#### YOUR INSTRUCTIONS
Copy the data from the line that contains "What does this" to its last line, exactly, including both of those lines and leaving out everything before.

--- START OF DATA IN THIS EXERCISE ---

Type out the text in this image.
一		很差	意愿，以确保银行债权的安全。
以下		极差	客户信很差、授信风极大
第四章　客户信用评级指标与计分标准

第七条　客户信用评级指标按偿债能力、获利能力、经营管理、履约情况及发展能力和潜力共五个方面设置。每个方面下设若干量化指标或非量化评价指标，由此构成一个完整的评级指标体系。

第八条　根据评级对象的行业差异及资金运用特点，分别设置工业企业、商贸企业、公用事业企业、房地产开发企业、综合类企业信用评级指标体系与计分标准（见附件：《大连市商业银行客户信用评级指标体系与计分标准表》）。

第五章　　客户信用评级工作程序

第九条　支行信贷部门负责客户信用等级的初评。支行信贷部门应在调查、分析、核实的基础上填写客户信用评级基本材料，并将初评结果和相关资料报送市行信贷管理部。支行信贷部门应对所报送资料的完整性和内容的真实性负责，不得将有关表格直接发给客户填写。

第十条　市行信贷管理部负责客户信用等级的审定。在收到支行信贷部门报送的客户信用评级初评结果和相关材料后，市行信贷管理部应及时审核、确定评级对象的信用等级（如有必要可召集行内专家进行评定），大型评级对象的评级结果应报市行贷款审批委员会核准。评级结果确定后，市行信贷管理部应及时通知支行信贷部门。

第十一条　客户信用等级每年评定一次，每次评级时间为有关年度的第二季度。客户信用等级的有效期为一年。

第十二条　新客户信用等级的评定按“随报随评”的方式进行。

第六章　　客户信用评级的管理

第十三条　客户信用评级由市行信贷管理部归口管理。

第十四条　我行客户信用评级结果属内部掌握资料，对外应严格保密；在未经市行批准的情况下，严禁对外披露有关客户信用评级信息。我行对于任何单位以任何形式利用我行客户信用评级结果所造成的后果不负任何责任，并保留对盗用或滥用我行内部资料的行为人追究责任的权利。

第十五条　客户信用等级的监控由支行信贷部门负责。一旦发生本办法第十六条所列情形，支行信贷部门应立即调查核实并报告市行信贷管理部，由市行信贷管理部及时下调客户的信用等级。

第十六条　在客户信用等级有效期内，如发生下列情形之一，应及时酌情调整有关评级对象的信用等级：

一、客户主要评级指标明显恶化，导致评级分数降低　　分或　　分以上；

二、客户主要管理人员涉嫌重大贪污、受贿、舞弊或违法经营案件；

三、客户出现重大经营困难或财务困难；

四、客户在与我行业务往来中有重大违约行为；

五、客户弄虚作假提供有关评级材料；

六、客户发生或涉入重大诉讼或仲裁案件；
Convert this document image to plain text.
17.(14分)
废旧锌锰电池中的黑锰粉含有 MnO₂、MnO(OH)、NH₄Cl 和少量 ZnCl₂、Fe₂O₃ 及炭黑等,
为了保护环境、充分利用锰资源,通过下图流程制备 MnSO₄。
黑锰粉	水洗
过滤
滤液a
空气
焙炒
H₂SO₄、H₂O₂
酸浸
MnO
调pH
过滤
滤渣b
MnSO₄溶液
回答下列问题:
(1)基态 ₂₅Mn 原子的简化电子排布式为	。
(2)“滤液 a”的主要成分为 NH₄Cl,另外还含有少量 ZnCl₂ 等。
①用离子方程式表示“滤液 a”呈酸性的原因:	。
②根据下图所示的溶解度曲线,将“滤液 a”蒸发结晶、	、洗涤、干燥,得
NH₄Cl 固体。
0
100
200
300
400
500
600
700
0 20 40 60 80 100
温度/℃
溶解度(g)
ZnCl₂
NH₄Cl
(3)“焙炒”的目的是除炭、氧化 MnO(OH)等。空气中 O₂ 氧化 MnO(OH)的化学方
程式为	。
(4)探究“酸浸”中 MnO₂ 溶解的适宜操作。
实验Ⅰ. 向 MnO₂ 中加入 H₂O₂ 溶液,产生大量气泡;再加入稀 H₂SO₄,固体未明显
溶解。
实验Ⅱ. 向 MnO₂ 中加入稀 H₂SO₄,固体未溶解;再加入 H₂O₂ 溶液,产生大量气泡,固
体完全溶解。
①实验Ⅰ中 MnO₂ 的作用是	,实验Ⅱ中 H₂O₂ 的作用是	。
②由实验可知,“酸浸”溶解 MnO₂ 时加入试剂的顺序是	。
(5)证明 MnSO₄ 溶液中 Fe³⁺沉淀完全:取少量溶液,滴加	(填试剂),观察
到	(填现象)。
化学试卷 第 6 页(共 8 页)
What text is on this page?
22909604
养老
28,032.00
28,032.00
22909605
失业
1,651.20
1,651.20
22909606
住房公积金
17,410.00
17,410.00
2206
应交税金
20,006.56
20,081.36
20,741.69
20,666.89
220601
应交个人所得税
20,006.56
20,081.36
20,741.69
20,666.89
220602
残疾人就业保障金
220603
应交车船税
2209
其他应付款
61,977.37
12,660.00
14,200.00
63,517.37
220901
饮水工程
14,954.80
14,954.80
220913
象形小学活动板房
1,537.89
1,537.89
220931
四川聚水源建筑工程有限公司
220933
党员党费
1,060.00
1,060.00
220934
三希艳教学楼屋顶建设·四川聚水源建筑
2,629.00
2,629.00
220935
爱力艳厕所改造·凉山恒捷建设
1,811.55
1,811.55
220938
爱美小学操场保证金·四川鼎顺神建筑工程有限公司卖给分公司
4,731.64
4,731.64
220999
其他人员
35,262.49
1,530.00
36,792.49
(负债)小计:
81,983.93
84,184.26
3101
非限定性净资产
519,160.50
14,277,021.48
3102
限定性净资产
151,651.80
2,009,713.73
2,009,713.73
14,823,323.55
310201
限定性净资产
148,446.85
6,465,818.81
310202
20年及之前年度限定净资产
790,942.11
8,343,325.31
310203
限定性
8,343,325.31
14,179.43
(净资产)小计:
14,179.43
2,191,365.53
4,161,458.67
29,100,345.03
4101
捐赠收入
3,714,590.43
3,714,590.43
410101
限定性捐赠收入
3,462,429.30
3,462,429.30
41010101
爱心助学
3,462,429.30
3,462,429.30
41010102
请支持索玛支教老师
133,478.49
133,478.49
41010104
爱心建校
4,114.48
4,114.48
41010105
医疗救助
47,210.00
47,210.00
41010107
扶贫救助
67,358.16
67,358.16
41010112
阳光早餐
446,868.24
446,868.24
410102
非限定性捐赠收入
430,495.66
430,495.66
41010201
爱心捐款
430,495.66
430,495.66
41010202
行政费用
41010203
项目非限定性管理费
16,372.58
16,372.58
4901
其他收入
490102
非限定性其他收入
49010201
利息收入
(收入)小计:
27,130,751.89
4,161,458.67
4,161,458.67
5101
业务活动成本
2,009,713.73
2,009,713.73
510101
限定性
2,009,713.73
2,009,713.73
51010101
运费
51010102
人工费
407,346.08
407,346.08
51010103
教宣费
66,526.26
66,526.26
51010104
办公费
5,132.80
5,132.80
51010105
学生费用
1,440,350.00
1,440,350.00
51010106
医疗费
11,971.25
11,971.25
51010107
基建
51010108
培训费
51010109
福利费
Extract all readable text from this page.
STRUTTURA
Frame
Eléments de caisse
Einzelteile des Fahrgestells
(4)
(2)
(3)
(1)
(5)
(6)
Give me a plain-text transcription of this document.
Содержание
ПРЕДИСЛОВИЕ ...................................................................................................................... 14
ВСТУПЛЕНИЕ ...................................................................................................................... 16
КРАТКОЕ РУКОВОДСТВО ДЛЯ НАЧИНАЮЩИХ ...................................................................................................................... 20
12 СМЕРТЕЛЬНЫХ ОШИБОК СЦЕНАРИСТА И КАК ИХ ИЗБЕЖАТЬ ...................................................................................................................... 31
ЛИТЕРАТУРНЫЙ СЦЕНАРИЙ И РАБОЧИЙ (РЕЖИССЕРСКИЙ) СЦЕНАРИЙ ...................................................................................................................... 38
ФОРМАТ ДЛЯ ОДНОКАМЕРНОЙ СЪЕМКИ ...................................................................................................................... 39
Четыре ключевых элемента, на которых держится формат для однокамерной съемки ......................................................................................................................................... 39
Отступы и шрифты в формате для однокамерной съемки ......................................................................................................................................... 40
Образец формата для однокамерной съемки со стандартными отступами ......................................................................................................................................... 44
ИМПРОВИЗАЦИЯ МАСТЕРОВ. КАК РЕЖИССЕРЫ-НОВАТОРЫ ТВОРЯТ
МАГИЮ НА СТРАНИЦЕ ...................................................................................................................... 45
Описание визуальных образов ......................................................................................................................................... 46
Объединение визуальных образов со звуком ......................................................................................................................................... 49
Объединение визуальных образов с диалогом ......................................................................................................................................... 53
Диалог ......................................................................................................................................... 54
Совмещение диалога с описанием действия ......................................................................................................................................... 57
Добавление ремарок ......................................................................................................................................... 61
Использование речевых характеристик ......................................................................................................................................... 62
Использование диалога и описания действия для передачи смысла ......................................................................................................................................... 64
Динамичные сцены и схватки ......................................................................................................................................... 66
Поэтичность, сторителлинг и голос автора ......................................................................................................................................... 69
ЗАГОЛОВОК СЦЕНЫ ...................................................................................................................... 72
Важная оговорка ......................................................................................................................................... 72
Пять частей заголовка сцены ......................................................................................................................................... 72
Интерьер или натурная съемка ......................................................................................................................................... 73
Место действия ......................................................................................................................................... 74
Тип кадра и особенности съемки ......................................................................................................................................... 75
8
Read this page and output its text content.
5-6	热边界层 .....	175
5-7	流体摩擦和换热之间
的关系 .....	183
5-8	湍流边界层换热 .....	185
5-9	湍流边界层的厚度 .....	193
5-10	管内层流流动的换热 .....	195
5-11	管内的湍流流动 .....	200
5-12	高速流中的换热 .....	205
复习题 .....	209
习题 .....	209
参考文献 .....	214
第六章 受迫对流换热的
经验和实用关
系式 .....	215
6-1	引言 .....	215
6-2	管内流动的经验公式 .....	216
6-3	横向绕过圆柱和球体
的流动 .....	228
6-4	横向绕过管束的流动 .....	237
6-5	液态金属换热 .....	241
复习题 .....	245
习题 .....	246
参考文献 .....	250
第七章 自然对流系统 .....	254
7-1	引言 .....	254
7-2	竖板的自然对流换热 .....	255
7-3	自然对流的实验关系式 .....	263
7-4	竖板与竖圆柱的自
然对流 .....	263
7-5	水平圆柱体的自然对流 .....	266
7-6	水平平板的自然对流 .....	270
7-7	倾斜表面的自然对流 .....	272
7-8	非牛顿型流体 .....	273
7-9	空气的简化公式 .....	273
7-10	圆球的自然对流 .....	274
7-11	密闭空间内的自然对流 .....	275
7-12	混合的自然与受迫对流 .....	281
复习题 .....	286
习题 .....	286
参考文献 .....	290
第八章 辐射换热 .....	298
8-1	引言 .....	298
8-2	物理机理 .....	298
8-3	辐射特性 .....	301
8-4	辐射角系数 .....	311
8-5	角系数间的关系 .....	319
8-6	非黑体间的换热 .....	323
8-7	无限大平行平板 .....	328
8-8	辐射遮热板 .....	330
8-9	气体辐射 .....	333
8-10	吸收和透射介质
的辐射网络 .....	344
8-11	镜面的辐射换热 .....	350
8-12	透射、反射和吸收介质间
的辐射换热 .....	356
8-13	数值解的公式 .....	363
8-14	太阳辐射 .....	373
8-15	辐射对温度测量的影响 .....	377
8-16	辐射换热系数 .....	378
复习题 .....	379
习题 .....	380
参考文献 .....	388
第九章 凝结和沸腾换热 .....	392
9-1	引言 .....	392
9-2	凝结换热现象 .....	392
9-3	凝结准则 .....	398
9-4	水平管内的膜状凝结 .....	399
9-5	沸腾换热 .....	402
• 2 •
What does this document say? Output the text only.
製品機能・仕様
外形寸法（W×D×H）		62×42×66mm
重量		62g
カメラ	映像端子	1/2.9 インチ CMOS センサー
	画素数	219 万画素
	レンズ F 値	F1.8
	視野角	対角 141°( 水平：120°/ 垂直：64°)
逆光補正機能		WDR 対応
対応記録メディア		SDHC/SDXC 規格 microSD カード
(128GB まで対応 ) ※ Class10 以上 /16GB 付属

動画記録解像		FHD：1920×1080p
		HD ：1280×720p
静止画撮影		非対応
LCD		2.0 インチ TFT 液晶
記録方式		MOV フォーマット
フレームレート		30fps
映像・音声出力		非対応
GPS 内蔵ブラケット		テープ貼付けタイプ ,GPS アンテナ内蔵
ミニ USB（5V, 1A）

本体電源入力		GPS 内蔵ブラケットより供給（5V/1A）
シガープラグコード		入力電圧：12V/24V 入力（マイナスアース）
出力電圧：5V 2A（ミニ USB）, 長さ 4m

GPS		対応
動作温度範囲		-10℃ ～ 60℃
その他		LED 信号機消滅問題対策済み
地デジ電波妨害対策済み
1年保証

--- END OF DATA IN THIS EXERCISE ---

#### ANSWER TO THE PROBLEM
What does this document say? Output the text only.
製品機能・仕様
外形寸法（W×D×H）		62×42×66mm
重量		62g
カメラ	映像端子	1/2.9 インチ CMOS センサー
	画素数	219 万画素
	レンズ F 値	F1.8
	視野角	対角 141°( 水平：120°/ 垂直：64°)
逆光補正機能		WDR 対応
対応記録メディア		SDHC/SDXC 規格 microSD カード
(128GB まで対応 ) ※ Class10 以上 /16GB 付属

動画記録解像		FHD：1920×1080p
		HD ：1280×720p
静止画撮影		非対応
LCD		2.0 インチ TFT 液晶
記録方式		MOV フォーマット
フレームレート		30fps
映像・音声出力		非対応
GPS 内蔵ブラケット		テープ貼付けタイプ ,GPS アンテナ内蔵
ミニ USB（5V, 1A）

本体電源入力		GPS 内蔵ブラケットより供給（5V/1A）
シガープラグコード		入力電圧：12V/24V 入力（マイナスアース）
出力電圧：5V 2A（ミニ USB）, 長さ 4m

GPS		対応
動作温度範囲		-10℃ ～ 60℃
その他		LED 信号機消滅問題対策済み
地デジ電波妨害対策済み
1年保証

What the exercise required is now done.